Collection entries:
*****
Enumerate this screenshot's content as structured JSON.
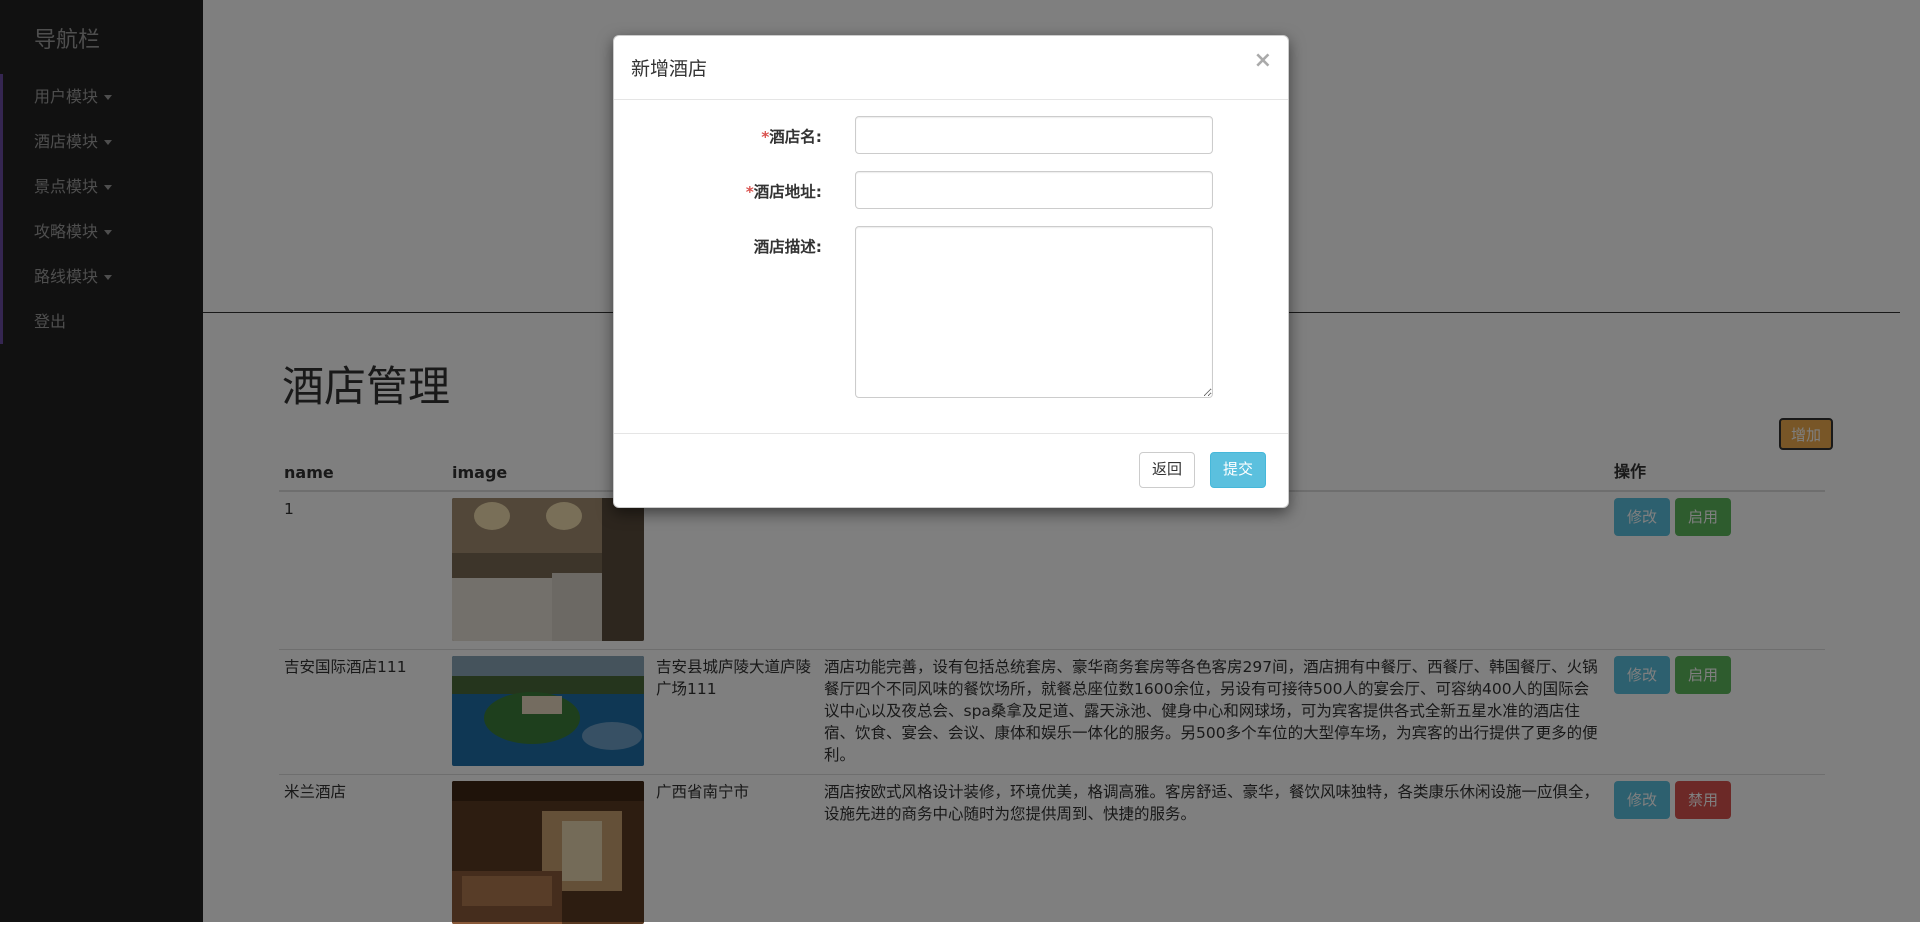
{
  "sidebar": {
    "brand": "导航栏",
    "items": [
      {
        "label": "用户模块"
      },
      {
        "label": "酒店模块"
      },
      {
        "label": "景点模块"
      },
      {
        "label": "攻略模块"
      },
      {
        "label": "路线模块"
      },
      {
        "label": "登出"
      }
    ]
  },
  "main": {
    "title": "酒店管理",
    "add_label": "增加",
    "table": {
      "headers": [
        "name",
        "image",
        "",
        "",
        "操作"
      ],
      "rows": [
        {
          "name": "1",
          "address": "",
          "description": "",
          "edit": "修改",
          "toggle": "启用",
          "toggle_type": "success",
          "image_colors": [
            "#7b6b55",
            "#e6e0d6",
            "#bcb5aa"
          ]
        },
        {
          "name": "吉安国际酒店111",
          "address": "吉安县城庐陵大道庐陵广场111",
          "description": "酒店功能完善，设有包括总统套房、豪华商务套房等各色客房297间，酒店拥有中餐厅、西餐厅、韩国餐厅、火锅餐厅四个不同风味的餐饮场所，就餐总座位数1600余位，另设有可接待500人的宴会厅、可容纳400人的国际会议中心以及夜总会、spa桑拿及足道、露天泳池、健身中心和网球场，可为宾客提供各式全新五星水准的酒店住宿、饮食、宴会、会议、康体和娱乐一体化的服务。另500多个车位的大型停车场，为宾客的出行提供了更多的便利。",
          "edit": "修改",
          "toggle": "启用",
          "toggle_type": "success",
          "image_colors": [
            "#1e6fa8",
            "#3d7f3a",
            "#6ea0c8"
          ]
        },
        {
          "name": "米兰酒店",
          "address": "广西省南宁市",
          "description": "酒店按欧式风格设计装修，环境优美，格调高雅。客房舒适、豪华，餐饮风味独特，各类康乐休闲设施一应俱全，设施先进的商务中心随时为您提供周到、快捷的服务。",
          "edit": "修改",
          "toggle": "禁用",
          "toggle_type": "danger",
          "image_colors": [
            "#5a3a22",
            "#c9a070",
            "#8a5a3a"
          ]
        }
      ]
    }
  },
  "modal": {
    "title": "新增酒店",
    "close": "×",
    "fields": [
      {
        "required": true,
        "label": "酒店名:",
        "value": ""
      },
      {
        "required": true,
        "label": "酒店地址:",
        "value": ""
      },
      {
        "required": false,
        "label": "酒店描述:",
        "value": ""
      }
    ],
    "back_label": "返回",
    "submit_label": "提交"
  },
  "colors": {
    "overlay": "rgba(0,0,0,0.5)",
    "info": "#5bc0de",
    "success": "#5cb85c",
    "danger": "#d9534f",
    "warning": "#f0ad4e"
  }
}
*****
• **Task**
Go back to the records above and write them out exactly, without the pictures.

• **Written answer**
Enumerate this screenshot's content as structured JSON.
{
  "sidebar": {
    "brand": "导航栏",
    "items": [
      {
        "label": "用户模块"
      },
      {
        "label": "酒店模块"
      },
      {
        "label": "景点模块"
      },
      {
        "label": "攻略模块"
      },
      {
        "label": "路线模块"
      },
      {
        "label": "登出"
      }
    ]
  },
  "main": {
    "title": "酒店管理",
    "add_label": "增加",
    "table": {
      "headers": [
        "name",
        "image",
        "",
        "",
        "操作"
      ],
      "rows": [
        {
          "name": "1",
          "address": "",
          "description": "",
          "edit": "修改",
          "toggle": "启用",
          "toggle_type": "success",
          "image_colors": [
            "#7b6b55",
            "#e6e0d6",
            "#bcb5aa"
          ]
        },
        {
          "name": "吉安国际酒店111",
          "address": "吉安县城庐陵大道庐陵广场111",
          "description": "酒店功能完善，设有包括总统套房、豪华商务套房等各色客房297间，酒店拥有中餐厅、西餐厅、韩国餐厅、火锅餐厅四个不同风味的餐饮场所，就餐总座位数1600余位，另设有可接待500人的宴会厅、可容纳400人的国际会议中心以及夜总会、spa桑拿及足道、露天泳池、健身中心和网球场，可为宾客提供各式全新五星水准的酒店住宿、饮食、宴会、会议、康体和娱乐一体化的服务。另500多个车位的大型停车场，为宾客的出行提供了更多的便利。",
          "edit": "修改",
          "toggle": "启用",
          "toggle_type": "success",
          "image_colors": [
            "#1e6fa8",
            "#3d7f3a",
            "#6ea0c8"
          ]
        },
        {
          "name": "米兰酒店",
          "address": "广西省南宁市",
          "description": "酒店按欧式风格设计装修，环境优美，格调高雅。客房舒适、豪华，餐饮风味独特，各类康乐休闲设施一应俱全，设施先进的商务中心随时为您提供周到、快捷的服务。",
          "edit": "修改",
          "toggle": "禁用",
          "toggle_type": "danger",
          "image_colors": [
            "#5a3a22",
            "#c9a070",
            "#8a5a3a"
          ]
        }
      ]
    }
  },
  "modal": {
    "title": "新增酒店",
    "close": "×",
    "fields": [
      {
        "required": true,
        "label": "酒店名:",
        "value": ""
      },
      {
        "required": true,
        "label": "酒店地址:",
        "value": ""
      },
      {
        "required": false,
        "label": "酒店描述:",
        "value": ""
      }
    ],
    "back_label": "返回",
    "submit_label": "提交"
  },
  "colors": {
    "overlay": "rgba(0,0,0,0.5)",
    "info": "#5bc0de",
    "success": "#5cb85c",
    "danger": "#d9534f",
    "warning": "#f0ad4e"
  }
}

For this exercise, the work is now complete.